— start of The data —
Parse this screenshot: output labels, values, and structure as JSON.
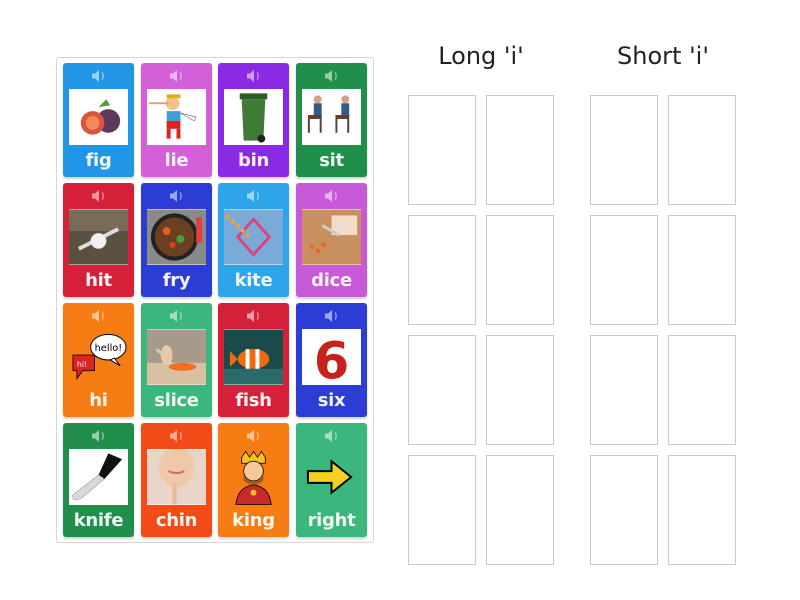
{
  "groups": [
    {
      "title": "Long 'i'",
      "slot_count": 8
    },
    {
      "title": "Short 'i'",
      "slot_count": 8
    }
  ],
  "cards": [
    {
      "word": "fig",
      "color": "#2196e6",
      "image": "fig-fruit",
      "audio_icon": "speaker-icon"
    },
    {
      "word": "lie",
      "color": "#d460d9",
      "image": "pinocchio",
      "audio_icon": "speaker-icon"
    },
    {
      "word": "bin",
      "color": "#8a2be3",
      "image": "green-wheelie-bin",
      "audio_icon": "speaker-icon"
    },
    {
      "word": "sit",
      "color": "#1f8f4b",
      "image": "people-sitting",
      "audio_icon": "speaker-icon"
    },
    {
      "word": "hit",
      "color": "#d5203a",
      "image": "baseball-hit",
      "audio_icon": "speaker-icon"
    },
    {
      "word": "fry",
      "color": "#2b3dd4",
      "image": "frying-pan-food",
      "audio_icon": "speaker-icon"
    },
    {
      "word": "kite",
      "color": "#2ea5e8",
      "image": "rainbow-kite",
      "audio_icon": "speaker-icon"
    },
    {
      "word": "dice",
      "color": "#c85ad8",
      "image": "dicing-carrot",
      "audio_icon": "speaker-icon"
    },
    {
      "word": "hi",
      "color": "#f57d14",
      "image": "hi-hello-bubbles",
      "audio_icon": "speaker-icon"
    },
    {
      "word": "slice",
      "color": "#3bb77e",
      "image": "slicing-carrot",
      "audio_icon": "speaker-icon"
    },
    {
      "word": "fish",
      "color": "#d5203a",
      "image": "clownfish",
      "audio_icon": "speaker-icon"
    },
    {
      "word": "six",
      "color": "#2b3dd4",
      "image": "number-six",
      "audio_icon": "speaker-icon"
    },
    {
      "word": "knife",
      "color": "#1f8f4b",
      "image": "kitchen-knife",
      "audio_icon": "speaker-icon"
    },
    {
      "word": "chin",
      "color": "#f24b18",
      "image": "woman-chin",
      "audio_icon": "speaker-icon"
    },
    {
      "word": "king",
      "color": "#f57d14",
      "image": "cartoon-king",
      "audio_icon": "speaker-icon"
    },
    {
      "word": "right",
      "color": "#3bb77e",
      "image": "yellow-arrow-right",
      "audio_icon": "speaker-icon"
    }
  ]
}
— end of The data —
Your task: Leave out the pictures and copy every record above exactly.

The response:
Parse this screenshot: output labels, values, and structure as JSON.
{
  "groups": [
    {
      "title": "Long 'i'",
      "slot_count": 8
    },
    {
      "title": "Short 'i'",
      "slot_count": 8
    }
  ],
  "cards": [
    {
      "word": "fig",
      "color": "#2196e6",
      "image": "fig-fruit",
      "audio_icon": "speaker-icon"
    },
    {
      "word": "lie",
      "color": "#d460d9",
      "image": "pinocchio",
      "audio_icon": "speaker-icon"
    },
    {
      "word": "bin",
      "color": "#8a2be3",
      "image": "green-wheelie-bin",
      "audio_icon": "speaker-icon"
    },
    {
      "word": "sit",
      "color": "#1f8f4b",
      "image": "people-sitting",
      "audio_icon": "speaker-icon"
    },
    {
      "word": "hit",
      "color": "#d5203a",
      "image": "baseball-hit",
      "audio_icon": "speaker-icon"
    },
    {
      "word": "fry",
      "color": "#2b3dd4",
      "image": "frying-pan-food",
      "audio_icon": "speaker-icon"
    },
    {
      "word": "kite",
      "color": "#2ea5e8",
      "image": "rainbow-kite",
      "audio_icon": "speaker-icon"
    },
    {
      "word": "dice",
      "color": "#c85ad8",
      "image": "dicing-carrot",
      "audio_icon": "speaker-icon"
    },
    {
      "word": "hi",
      "color": "#f57d14",
      "image": "hi-hello-bubbles",
      "audio_icon": "speaker-icon"
    },
    {
      "word": "slice",
      "color": "#3bb77e",
      "image": "slicing-carrot",
      "audio_icon": "speaker-icon"
    },
    {
      "word": "fish",
      "color": "#d5203a",
      "image": "clownfish",
      "audio_icon": "speaker-icon"
    },
    {
      "word": "six",
      "color": "#2b3dd4",
      "image": "number-six",
      "audio_icon": "speaker-icon"
    },
    {
      "word": "knife",
      "color": "#1f8f4b",
      "image": "kitchen-knife",
      "audio_icon": "speaker-icon"
    },
    {
      "word": "chin",
      "color": "#f24b18",
      "image": "woman-chin",
      "audio_icon": "speaker-icon"
    },
    {
      "word": "king",
      "color": "#f57d14",
      "image": "cartoon-king",
      "audio_icon": "speaker-icon"
    },
    {
      "word": "right",
      "color": "#3bb77e",
      "image": "yellow-arrow-right",
      "audio_icon": "speaker-icon"
    }
  ]
}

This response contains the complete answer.